■ **WHAT IS REQUIRED**:
Reproduce the stretch of the passage on customer engagement from "That’s where customer" through "journey they have.", substituting "platforms" for "channels".

Not only are software providers rushing to build customer engagement into their latest branding, but CRM guru Paul Greenberg recently gave it his seal of approval in an article where he outlined its importance, which brands constituted providers of engagement solutions, and why we should all be taking note of the category. 

So what exactly is it? Is it just another attempt to rebrand CRM? Or should we really be reconsidering all of our current strategies and processes?

Jamie Anderson is a good person to ask. Describing himself as a “CRM purist”, SAP’s global VP for CRM product marketing has been involved in the industry since its early days as a “nascent business philosophy”, before it became widely regarded as a technology; as a piece of enterprise software for employees in certain departments to align databases with.

Admittedly, most CRM software is more sophisticated than that, but Anderson’s belief is that many of the industry’s current shortcomings are a direct result of too many businesses believing that software alone can solve customer relationship problems, despite the fact that customers have evolved and, in many cases, moved on from this rigid concept:

“When we were putting in CRM systems back in the day, they offered a convenience for the customers,” he states. “They allowed banks, utilities, telecommunications providers to trade out of office hours. It was a tremendous convenience to customers, because it was all built around them. At the turn of the millennium, CRM systems were very much a system of engagement. Over the decade that followed, however, what we’ve seen is that CRM systems have been reallocated to a back office-type of system. More of an application or technical solution to manage customer information rather than the real engagement.

“I think the fundamental thing that’s changed is that, as that evolution happened, it’s become a big commodity playing field. During this time, the consumers seized control of the conversation and the consumers do not conform to processes that, let’s say, a utility provider puts in place to say “this is the procedure for going through switching your account, or getting a new tariff”. By the time the customer has made a decision now, they’ve done all the research and gone through the different channels and they’ve seized control of the relationship.”

Customer-managed relationships?

That’s where customer engagement comes in. Anderson is not the first to state that CRM has now moved into a realm whereby it could almost be renamed CMR, or customer-managed relationships. However, he also feels that this switch-up still misses the point: that customers are quicker to the draw these days, have more channels to access and research, and want things done in real-time. CRM or CMR can’t cater for that. More is needed.

“When you look at the landscape of CRM products, it’s very technically-orientated. In this new age, we need to reach out from these boundaries and engage customers early across the different channels; engage them at the point of awareness and start to guide them through the journey they have.

“That’s some of the fundamental stuff that’s changed and I call that the customer engagement landscape. It’s beyond traditional CRM, because it’s moved beyond the traditional confines.

■ **COLLECTED DATA**:
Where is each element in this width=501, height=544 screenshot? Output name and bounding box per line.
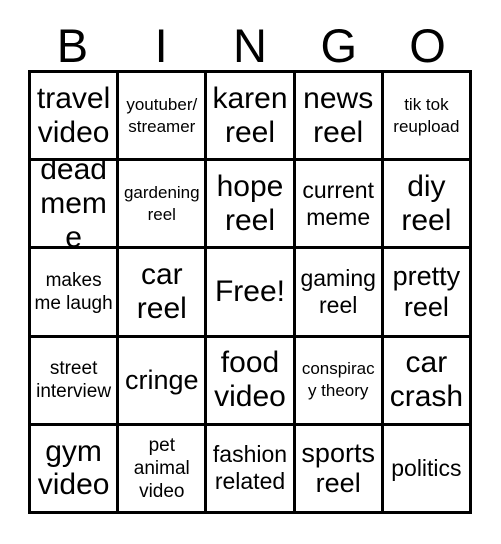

■ **RESPONSE BELOW**:
That’s where customer engagement comes in. Anderson is not the first to state that CRM has now moved into a realm whereby it could almost be renamed CMR, or customer-managed relationships. However, he also feels that this switch-up still misses the point: that customers are quicker to the draw these days, have more platforms to access and research, and want things done in real-time. CRM or CMR can’t cater for that. More is needed.

“When you look at the landscape of CRM products, it’s very technically-orientated. In this new age, we need to reach out from these boundaries and engage customers early across the different platforms; engage them at the point of awareness and start to guide them through the journey they have.